Print every line of the items below, from the very first one down through the line containing "snr-mf-annotation: SNRMF=[15.12] (277, 194, 398, 216)", reproducing each character unchanged.

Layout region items
______

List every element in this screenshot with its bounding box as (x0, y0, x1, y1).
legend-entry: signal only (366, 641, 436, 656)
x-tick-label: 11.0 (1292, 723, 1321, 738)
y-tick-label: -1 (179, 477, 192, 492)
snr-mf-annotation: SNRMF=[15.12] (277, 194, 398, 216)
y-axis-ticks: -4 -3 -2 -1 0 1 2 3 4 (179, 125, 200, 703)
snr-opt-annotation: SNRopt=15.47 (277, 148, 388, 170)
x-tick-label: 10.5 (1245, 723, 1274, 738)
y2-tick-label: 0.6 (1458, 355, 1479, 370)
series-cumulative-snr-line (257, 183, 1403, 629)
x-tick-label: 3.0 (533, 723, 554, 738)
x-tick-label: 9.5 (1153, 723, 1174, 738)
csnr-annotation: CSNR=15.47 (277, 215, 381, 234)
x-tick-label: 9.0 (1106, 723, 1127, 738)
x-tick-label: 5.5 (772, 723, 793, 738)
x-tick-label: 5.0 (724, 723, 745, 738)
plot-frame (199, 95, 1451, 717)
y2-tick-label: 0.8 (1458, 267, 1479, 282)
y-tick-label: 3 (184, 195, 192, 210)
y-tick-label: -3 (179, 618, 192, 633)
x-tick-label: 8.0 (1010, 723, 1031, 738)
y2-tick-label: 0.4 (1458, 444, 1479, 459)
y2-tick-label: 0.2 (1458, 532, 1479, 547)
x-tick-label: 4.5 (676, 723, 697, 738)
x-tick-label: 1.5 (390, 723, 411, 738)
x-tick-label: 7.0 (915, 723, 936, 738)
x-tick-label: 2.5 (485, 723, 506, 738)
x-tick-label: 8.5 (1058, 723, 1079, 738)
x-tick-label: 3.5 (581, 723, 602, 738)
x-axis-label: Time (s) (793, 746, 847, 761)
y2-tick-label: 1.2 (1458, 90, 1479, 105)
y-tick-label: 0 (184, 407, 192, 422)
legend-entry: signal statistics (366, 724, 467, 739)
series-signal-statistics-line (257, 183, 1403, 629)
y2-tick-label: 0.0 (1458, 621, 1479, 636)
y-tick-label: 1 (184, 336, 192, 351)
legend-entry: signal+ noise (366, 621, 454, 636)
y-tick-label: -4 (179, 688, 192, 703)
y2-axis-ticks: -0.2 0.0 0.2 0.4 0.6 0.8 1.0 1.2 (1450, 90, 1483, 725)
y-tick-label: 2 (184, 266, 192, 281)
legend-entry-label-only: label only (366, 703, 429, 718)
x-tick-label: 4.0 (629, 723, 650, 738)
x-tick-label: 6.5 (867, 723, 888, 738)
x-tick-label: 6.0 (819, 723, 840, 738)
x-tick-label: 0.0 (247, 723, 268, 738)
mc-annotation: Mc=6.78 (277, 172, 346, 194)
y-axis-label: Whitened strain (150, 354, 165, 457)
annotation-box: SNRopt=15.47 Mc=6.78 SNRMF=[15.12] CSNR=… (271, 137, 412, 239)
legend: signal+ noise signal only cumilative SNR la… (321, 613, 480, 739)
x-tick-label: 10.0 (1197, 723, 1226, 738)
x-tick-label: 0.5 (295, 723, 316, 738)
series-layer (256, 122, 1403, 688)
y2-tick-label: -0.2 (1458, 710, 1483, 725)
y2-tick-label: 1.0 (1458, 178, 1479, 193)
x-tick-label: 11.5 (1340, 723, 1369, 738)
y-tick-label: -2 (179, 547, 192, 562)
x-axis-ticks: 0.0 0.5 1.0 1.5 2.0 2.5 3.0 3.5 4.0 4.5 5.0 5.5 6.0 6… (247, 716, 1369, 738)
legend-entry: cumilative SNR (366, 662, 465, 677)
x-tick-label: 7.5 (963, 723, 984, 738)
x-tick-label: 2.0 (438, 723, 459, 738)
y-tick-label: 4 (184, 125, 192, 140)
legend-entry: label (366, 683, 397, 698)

______

■ Solved problem
List every element in this screenshot with its bounding box as (x0, y0, x1, y1).
legend-entry: signal only (366, 641, 436, 656)
x-tick-label: 11.0 (1292, 723, 1321, 738)
y-tick-label: -1 (179, 477, 192, 492)
snr-mf-annotation: SNRMF=[15.12] (277, 194, 398, 216)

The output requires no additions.